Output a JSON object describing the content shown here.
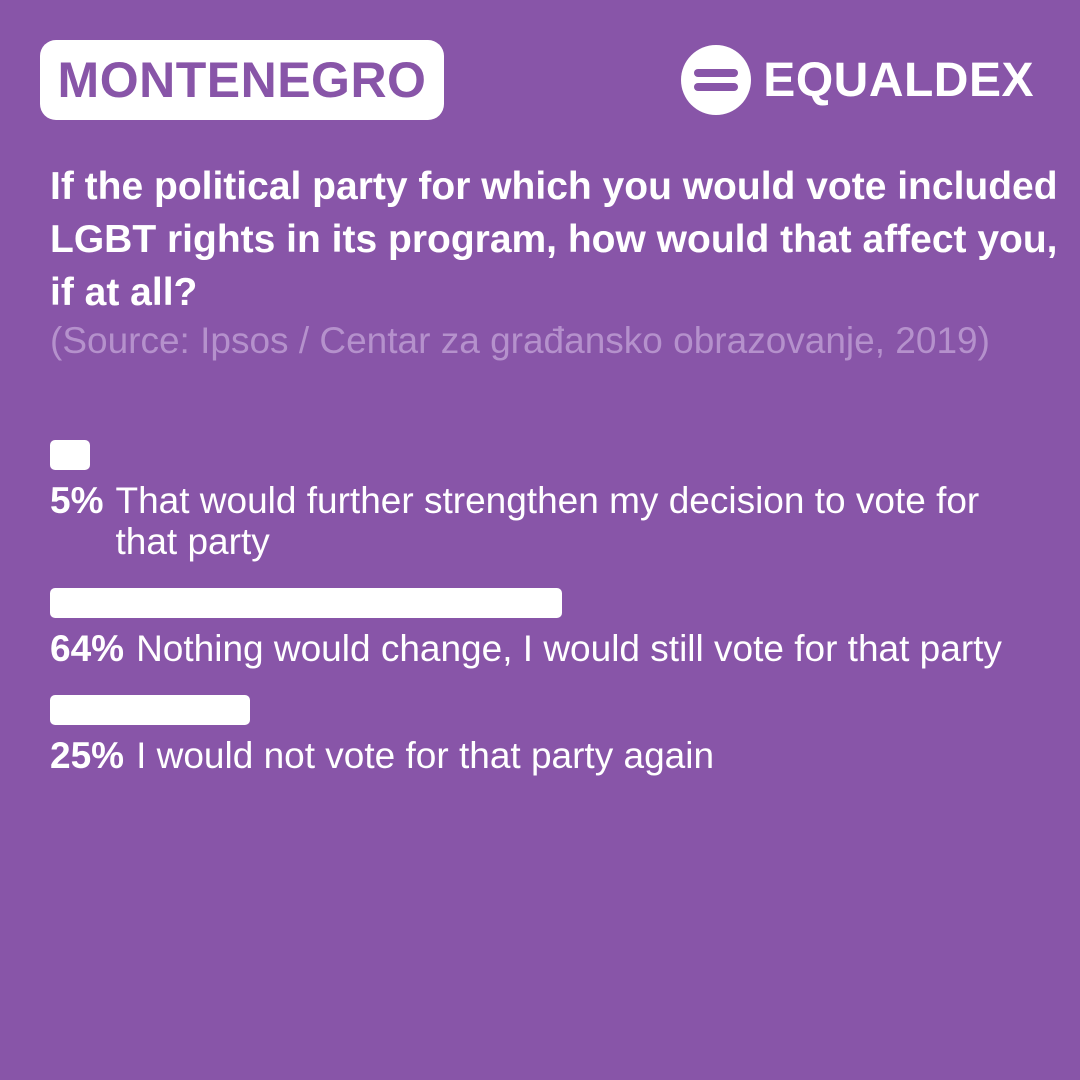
{
  "header": {
    "country": "MONTENEGRO",
    "brand": "EQUALDEX",
    "brand_icon": "equaldex-logo-icon"
  },
  "colors": {
    "background": "#8855a8",
    "foreground": "#ffffff",
    "source_text": "#b591cc"
  },
  "question": "If the political party for which you would vote included LGBT rights in its program, how would that affect you, if at all?",
  "source": "(Source: Ipsos / Centar za građansko obrazovanje, 2019)",
  "chart_data": {
    "type": "bar",
    "orientation": "horizontal",
    "unit": "%",
    "value_max": 100,
    "items": [
      {
        "value": 5,
        "value_label": "5%",
        "label": "That would further strengthen my decision to vote for that party"
      },
      {
        "value": 64,
        "value_label": "64%",
        "label": "Nothing would change, I would still vote for that party"
      },
      {
        "value": 25,
        "value_label": "25%",
        "label": "I would not vote for that party again"
      }
    ]
  }
}
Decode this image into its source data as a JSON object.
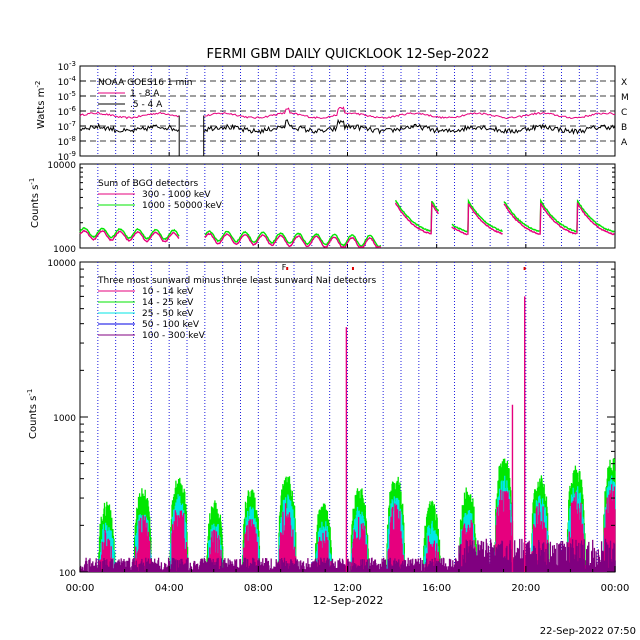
{
  "chart_data": {
    "type": "line",
    "title": "FERMI GBM DAILY QUICKLOOK  12-Sep-2022",
    "footer": "22-Sep-2022 07:50",
    "x_axis": {
      "tick_labels": [
        "00:00",
        "04:00",
        "08:00",
        "12:00",
        "16:00",
        "20:00",
        "00:00"
      ],
      "tick_hours": [
        0,
        4,
        8,
        12,
        16,
        20,
        24
      ],
      "label": "12-Sep-2022",
      "range_hours": [
        0,
        24
      ]
    },
    "panels": [
      {
        "id": "goes",
        "ylabel": "Watts m",
        "ylabel_sup": "-2",
        "scale": "log",
        "ylim_exp": [
          -9,
          -3
        ],
        "tick_exponents": [
          -3,
          -4,
          -5,
          -6,
          -7,
          -8,
          -9
        ],
        "flare_class_labels": [
          "X",
          "M",
          "C",
          "B",
          "A"
        ],
        "flare_class_exponents": [
          -4,
          -5,
          -6,
          -7,
          -8
        ],
        "legend_title": "NOAA GOES16 1 min",
        "series": [
          {
            "name": "1 - 8 A",
            "color": "#e6007e",
            "log_level": -6.3
          },
          {
            "name": ".5 - 4 A",
            "color": "#000000",
            "log_level": -7.2
          }
        ]
      },
      {
        "id": "bgo",
        "ylabel": "Counts s",
        "ylabel_sup": "-1",
        "scale": "log",
        "ylim": [
          1000,
          10000
        ],
        "tick_labels": [
          "10000",
          "1000"
        ],
        "legend_title": "Sum of BGO detectors",
        "series": [
          {
            "name": "300 - 1000 keV",
            "color": "#e6007e"
          },
          {
            "name": "1000 - 50000 keV",
            "color": "#00e600"
          }
        ]
      },
      {
        "id": "nai",
        "ylabel": "Counts s",
        "ylabel_sup": "-1",
        "scale": "log",
        "ylim": [
          100,
          10000
        ],
        "tick_labels": [
          "10000",
          "1000",
          "100"
        ],
        "legend_title": "Three most sunward minus three least sunward NaI detectors",
        "series": [
          {
            "name": "10 - 14 keV",
            "color": "#e6007e"
          },
          {
            "name": "14 - 25 keV",
            "color": "#00e600"
          },
          {
            "name": "25 - 50 keV",
            "color": "#00e6e6"
          },
          {
            "name": "50 - 100 keV",
            "color": "#0000e6"
          },
          {
            "name": "100 - 300 keV",
            "color": "#800080"
          }
        ],
        "flag_marks": [
          "F"
        ],
        "spikes": [
          {
            "hour": 11.95,
            "peak": 3800
          },
          {
            "hour": 19.95,
            "peak": 6000
          },
          {
            "hour": 19.4,
            "peak": 1200
          }
        ]
      }
    ],
    "saa_gaps_hours": [
      [
        4.45,
        5.6
      ],
      [
        13.5,
        14.1
      ],
      [
        16.1,
        16.65
      ]
    ],
    "bgo_burst_start_hours": [
      14.15,
      15.75,
      17.4,
      19.0,
      20.65,
      22.3
    ]
  }
}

* BRIEF: From the listing, extract all text exactly as given and drop any picture.

* SOLUTION:
Output a JSON object describing the content shown here.
{
  "header": {
    "country": "MONTENEGRO",
    "brand": "EQUALDEX",
    "brand_icon": "equaldex-logo-icon"
  },
  "colors": {
    "background": "#8855a8",
    "foreground": "#ffffff",
    "source_text": "#b591cc"
  },
  "question": "If the political party for which you would vote included LGBT rights in its program, how would that affect you, if at all?",
  "source": "(Source: Ipsos / Centar za građansko obrazovanje, 2019)",
  "chart_data": {
    "type": "bar",
    "orientation": "horizontal",
    "unit": "%",
    "value_max": 100,
    "items": [
      {
        "value": 5,
        "value_label": "5%",
        "label": "That would further strengthen my decision to vote for that party"
      },
      {
        "value": 64,
        "value_label": "64%",
        "label": "Nothing would change, I would still vote for that party"
      },
      {
        "value": 25,
        "value_label": "25%",
        "label": "I would not vote for that party again"
      }
    ]
  }
}
Decode this image into its source data as a JSON object.
{
  "chart_data": {
    "type": "line",
    "title": "FERMI GBM DAILY QUICKLOOK  12-Sep-2022",
    "footer": "22-Sep-2022 07:50",
    "x_axis": {
      "tick_labels": [
        "00:00",
        "04:00",
        "08:00",
        "12:00",
        "16:00",
        "20:00",
        "00:00"
      ],
      "tick_hours": [
        0,
        4,
        8,
        12,
        16,
        20,
        24
      ],
      "label": "12-Sep-2022",
      "range_hours": [
        0,
        24
      ]
    },
    "panels": [
      {
        "id": "goes",
        "ylabel": "Watts m",
        "ylabel_sup": "-2",
        "scale": "log",
        "ylim_exp": [
          -9,
          -3
        ],
        "tick_exponents": [
          -3,
          -4,
          -5,
          -6,
          -7,
          -8,
          -9
        ],
        "flare_class_labels": [
          "X",
          "M",
          "C",
          "B",
          "A"
        ],
        "flare_class_exponents": [
          -4,
          -5,
          -6,
          -7,
          -8
        ],
        "legend_title": "NOAA GOES16 1 min",
        "series": [
          {
            "name": "1 - 8 A",
            "color": "#e6007e",
            "log_level": -6.3
          },
          {
            "name": ".5 - 4 A",
            "color": "#000000",
            "log_level": -7.2
          }
        ]
      },
      {
        "id": "bgo",
        "ylabel": "Counts s",
        "ylabel_sup": "-1",
        "scale": "log",
        "ylim": [
          1000,
          10000
        ],
        "tick_labels": [
          "10000",
          "1000"
        ],
        "legend_title": "Sum of BGO detectors",
        "series": [
          {
            "name": "300 - 1000 keV",
            "color": "#e6007e"
          },
          {
            "name": "1000 - 50000 keV",
            "color": "#00e600"
          }
        ]
      },
      {
        "id": "nai",
        "ylabel": "Counts s",
        "ylabel_sup": "-1",
        "scale": "log",
        "ylim": [
          100,
          10000
        ],
        "tick_labels": [
          "10000",
          "1000",
          "100"
        ],
        "legend_title": "Three most sunward minus three least sunward NaI detectors",
        "series": [
          {
            "name": "10 - 14 keV",
            "color": "#e6007e"
          },
          {
            "name": "14 - 25 keV",
            "color": "#00e600"
          },
          {
            "name": "25 - 50 keV",
            "color": "#00e6e6"
          },
          {
            "name": "50 - 100 keV",
            "color": "#0000e6"
          },
          {
            "name": "100 - 300 keV",
            "color": "#800080"
          }
        ],
        "flag_marks": [
          "F"
        ],
        "spikes": [
          {
            "hour": 11.95,
            "peak": 3800
          },
          {
            "hour": 19.95,
            "peak": 6000
          },
          {
            "hour": 19.4,
            "peak": 1200
          }
        ]
      }
    ],
    "saa_gaps_hours": [
      [
        4.45,
        5.6
      ],
      [
        13.5,
        14.1
      ],
      [
        16.1,
        16.65
      ]
    ],
    "bgo_burst_start_hours": [
      14.15,
      15.75,
      17.4,
      19.0,
      20.65,
      22.3
    ]
  }
}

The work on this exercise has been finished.